_WHAT IS ASKED:_
Copy the items below word for word, starting at the first line and going up to and including the line with "remain-input[interactable]: -998.90 [597, 581, 735, 605]".
# Start of RECORD EXCERPTS
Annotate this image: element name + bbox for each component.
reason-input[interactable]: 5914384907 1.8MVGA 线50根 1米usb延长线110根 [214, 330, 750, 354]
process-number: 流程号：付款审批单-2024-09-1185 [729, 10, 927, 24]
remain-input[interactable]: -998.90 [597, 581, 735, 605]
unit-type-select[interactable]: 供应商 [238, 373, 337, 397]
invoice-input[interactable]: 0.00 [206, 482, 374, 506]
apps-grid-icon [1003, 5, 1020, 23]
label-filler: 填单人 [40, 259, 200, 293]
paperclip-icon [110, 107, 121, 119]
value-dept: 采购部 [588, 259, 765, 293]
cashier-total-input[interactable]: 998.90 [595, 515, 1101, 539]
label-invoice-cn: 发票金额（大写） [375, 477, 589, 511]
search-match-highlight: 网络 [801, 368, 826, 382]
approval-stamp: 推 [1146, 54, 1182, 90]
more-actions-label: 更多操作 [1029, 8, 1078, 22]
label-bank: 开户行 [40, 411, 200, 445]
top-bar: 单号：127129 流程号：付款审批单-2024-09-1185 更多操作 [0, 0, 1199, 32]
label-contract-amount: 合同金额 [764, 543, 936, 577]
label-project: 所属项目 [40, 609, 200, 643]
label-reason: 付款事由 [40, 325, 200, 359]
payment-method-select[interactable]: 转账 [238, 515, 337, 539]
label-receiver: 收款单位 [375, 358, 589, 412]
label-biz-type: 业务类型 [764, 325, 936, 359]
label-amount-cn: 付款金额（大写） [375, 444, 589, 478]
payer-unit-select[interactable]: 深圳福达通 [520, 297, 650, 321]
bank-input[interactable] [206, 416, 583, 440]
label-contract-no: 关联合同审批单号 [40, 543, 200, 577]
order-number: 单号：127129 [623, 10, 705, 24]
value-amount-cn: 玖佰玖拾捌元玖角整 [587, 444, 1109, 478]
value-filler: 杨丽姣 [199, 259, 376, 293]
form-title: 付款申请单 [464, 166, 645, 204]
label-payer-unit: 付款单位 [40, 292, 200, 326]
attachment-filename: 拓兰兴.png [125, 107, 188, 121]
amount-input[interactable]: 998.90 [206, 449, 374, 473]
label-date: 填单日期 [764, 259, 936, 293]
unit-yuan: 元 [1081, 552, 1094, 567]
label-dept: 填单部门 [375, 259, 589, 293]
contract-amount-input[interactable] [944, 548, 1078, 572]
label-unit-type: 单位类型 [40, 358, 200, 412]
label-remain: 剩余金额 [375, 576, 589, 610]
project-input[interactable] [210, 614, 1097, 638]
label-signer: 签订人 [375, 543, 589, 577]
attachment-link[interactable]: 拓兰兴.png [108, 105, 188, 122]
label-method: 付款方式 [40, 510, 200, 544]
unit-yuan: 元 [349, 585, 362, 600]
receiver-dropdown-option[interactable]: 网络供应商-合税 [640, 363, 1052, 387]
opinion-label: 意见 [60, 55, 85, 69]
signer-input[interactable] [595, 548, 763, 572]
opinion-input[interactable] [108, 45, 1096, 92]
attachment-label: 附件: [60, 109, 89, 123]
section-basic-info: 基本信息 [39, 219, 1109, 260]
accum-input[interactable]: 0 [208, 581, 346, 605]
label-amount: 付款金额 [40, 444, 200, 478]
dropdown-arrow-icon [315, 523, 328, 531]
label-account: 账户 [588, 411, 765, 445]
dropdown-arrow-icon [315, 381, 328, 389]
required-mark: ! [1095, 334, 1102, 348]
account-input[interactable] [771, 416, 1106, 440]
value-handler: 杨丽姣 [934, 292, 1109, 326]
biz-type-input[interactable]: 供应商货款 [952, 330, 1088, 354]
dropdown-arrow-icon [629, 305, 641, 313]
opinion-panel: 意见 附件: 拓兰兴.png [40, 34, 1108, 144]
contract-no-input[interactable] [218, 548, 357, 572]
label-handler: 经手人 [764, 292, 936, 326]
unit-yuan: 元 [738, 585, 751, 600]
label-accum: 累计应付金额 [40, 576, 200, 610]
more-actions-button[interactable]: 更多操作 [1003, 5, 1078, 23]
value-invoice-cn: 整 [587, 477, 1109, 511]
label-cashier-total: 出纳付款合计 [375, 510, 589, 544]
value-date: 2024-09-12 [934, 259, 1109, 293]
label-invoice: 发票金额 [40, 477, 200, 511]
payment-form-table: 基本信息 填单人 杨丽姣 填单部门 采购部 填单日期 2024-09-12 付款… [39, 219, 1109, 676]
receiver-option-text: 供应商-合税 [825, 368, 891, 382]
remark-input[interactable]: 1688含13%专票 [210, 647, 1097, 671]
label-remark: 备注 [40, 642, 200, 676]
# End of RECORD EXCERPTS
_SOLUTION TO THE PROBLEM:_
Annotate this image: element name + bbox for each component.
reason-input[interactable]: 5914384907 1.8MVGA 线50根 1米usb延长线110根 [214, 330, 750, 354]
process-number: 流程号：付款审批单-2024-09-1185 [729, 10, 927, 24]
remain-input[interactable]: -998.90 [597, 581, 735, 605]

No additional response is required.